■ Work to do ■
Below are entries. Pull out all lines containing "Paris".
::::::::
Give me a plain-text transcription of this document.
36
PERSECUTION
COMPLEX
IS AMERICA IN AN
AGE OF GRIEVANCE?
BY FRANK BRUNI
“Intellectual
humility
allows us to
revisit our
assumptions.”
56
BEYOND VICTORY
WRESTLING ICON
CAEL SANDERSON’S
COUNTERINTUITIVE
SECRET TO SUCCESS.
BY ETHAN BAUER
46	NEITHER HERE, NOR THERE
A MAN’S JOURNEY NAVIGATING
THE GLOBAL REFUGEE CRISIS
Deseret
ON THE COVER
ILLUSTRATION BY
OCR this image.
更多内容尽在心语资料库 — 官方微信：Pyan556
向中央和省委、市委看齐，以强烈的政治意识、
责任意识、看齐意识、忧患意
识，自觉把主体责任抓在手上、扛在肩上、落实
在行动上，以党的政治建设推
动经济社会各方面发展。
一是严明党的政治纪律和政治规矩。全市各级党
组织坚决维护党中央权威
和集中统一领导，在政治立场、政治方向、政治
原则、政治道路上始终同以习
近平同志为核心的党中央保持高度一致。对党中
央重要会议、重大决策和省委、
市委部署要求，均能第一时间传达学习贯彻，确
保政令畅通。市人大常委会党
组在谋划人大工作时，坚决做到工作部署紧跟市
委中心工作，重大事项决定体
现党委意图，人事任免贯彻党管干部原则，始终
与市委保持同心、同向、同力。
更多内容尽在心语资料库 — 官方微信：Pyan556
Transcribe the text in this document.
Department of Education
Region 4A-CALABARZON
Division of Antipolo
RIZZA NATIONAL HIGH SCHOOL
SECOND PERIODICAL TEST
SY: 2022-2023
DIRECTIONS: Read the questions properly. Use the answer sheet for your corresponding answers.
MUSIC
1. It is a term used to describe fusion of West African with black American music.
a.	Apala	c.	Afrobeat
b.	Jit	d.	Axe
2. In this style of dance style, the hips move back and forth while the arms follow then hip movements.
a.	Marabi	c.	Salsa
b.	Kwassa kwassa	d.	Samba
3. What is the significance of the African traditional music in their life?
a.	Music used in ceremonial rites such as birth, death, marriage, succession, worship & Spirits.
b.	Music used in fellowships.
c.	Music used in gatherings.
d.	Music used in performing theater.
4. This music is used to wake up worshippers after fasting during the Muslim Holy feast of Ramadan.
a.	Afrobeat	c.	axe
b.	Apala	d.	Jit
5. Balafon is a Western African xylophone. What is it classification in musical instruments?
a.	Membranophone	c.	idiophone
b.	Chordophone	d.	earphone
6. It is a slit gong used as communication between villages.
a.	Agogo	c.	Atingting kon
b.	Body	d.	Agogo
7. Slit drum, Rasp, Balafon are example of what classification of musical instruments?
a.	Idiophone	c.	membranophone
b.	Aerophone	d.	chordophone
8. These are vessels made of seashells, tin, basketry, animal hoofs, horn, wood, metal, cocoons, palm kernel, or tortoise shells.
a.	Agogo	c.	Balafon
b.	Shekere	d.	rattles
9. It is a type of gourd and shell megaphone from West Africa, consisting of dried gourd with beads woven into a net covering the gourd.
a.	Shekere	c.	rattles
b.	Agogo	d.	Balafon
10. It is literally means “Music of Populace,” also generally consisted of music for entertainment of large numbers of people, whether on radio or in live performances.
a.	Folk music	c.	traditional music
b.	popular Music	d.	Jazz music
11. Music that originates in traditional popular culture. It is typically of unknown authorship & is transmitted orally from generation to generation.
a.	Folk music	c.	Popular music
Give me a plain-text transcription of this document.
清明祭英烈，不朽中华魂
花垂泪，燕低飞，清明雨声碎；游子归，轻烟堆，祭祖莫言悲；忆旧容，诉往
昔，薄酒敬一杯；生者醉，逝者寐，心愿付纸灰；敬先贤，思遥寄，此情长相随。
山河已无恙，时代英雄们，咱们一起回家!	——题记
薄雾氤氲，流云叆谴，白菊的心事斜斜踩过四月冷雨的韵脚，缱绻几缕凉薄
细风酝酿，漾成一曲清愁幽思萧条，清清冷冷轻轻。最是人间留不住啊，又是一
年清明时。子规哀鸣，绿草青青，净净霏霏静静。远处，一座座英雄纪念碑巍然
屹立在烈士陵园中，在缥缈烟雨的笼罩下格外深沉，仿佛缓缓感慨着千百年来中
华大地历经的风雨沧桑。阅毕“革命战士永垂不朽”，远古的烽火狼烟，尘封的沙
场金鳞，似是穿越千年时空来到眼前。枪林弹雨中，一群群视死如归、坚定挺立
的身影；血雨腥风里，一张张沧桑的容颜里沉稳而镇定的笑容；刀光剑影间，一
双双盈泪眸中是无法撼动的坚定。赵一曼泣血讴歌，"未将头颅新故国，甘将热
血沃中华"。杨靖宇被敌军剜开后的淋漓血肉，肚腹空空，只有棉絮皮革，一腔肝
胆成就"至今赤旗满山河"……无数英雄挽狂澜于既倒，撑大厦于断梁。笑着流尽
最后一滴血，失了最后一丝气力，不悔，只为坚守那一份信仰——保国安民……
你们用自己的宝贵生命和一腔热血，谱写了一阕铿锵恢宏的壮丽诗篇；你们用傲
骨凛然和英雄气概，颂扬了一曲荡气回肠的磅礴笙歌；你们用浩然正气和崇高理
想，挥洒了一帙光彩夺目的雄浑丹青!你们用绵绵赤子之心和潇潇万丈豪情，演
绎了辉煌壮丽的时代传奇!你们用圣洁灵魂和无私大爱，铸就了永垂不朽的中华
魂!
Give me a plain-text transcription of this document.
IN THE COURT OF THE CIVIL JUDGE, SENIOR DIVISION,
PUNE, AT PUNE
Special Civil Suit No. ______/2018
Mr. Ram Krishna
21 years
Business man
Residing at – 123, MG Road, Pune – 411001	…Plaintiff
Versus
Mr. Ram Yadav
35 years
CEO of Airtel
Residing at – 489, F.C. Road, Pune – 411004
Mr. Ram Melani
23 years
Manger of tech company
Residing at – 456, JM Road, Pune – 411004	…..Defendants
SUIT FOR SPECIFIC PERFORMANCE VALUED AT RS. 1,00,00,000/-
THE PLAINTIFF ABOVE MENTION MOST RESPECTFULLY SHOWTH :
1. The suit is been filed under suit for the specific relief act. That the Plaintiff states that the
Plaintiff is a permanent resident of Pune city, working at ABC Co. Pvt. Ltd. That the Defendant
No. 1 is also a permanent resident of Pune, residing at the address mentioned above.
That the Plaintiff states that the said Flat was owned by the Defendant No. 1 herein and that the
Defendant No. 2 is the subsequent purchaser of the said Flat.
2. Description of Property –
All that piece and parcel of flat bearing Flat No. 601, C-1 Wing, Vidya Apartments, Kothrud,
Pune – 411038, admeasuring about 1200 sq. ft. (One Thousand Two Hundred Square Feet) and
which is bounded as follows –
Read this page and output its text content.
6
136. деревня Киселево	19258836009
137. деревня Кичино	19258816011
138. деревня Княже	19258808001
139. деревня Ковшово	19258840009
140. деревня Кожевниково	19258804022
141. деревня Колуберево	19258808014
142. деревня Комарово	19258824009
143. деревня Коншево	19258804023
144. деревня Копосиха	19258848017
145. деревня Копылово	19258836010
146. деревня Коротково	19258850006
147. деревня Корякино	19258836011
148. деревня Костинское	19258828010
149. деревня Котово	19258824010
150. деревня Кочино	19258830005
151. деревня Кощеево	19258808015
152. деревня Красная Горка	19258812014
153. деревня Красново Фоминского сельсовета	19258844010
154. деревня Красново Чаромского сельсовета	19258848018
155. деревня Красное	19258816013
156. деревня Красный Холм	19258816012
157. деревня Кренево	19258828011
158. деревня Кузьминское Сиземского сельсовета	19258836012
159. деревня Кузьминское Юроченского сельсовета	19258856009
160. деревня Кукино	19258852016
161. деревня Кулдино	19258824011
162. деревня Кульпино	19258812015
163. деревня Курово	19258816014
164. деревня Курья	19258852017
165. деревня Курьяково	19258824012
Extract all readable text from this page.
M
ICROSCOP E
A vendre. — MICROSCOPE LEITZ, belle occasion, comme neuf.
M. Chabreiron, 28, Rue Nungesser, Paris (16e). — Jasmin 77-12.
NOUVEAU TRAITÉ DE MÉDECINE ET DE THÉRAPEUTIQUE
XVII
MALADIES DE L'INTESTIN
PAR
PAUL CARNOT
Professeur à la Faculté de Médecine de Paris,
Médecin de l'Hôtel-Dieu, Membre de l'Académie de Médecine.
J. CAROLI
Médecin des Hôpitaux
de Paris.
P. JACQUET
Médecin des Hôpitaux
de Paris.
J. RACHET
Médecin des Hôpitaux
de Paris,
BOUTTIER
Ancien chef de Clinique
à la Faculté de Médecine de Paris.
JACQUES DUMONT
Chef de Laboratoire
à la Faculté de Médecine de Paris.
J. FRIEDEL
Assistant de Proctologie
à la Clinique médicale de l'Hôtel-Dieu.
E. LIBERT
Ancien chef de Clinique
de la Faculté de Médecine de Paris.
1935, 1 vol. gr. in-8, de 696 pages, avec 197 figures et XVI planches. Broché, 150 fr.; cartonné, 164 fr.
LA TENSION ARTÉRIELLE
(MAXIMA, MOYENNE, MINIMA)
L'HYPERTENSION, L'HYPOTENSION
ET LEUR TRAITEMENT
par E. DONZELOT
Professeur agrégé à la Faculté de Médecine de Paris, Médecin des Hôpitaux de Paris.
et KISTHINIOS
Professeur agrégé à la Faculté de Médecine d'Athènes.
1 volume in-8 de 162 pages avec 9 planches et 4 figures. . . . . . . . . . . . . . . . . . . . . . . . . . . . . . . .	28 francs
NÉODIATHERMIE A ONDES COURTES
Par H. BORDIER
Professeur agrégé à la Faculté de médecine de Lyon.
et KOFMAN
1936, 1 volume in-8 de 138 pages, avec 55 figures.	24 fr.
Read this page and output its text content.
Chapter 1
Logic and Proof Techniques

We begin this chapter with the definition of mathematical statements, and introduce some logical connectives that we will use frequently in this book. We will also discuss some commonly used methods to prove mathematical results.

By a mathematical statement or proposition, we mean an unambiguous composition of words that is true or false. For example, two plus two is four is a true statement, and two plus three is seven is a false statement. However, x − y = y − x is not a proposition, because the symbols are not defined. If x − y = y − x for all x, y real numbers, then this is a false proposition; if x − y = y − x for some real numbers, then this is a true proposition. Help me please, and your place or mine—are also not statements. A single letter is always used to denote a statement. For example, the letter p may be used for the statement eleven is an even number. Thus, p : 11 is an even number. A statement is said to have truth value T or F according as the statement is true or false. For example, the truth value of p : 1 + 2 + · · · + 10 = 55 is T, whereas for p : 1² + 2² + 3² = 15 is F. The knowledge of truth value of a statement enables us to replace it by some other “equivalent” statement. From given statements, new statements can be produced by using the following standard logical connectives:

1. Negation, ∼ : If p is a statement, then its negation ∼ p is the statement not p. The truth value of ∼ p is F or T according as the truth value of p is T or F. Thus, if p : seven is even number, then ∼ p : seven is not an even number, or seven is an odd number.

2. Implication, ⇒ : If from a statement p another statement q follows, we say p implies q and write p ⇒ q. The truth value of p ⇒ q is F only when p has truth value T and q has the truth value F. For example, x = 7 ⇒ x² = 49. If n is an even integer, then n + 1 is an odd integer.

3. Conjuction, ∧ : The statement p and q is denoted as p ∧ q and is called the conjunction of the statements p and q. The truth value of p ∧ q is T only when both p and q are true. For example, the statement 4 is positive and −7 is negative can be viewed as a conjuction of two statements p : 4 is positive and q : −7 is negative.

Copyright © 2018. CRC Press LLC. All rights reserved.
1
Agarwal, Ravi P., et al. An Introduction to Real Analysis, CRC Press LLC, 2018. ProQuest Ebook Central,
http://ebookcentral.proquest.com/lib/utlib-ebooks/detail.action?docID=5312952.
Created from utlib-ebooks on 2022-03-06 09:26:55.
::::::::
■ Output below ■
M. Chabreiron, 28, Rue Nungesser, Paris (16e). — Jasmin 77-12.
Professeur à la Faculté de Médecine de Paris,
de Paris.
de Paris.
de Paris,
à la Faculté de Médecine de Paris.
à la Faculté de Médecine de Paris.
de la Faculté de Médecine de Paris.
Professeur agrégé à la Faculté de Médecine de Paris, Médecin des Hôpitaux de Paris.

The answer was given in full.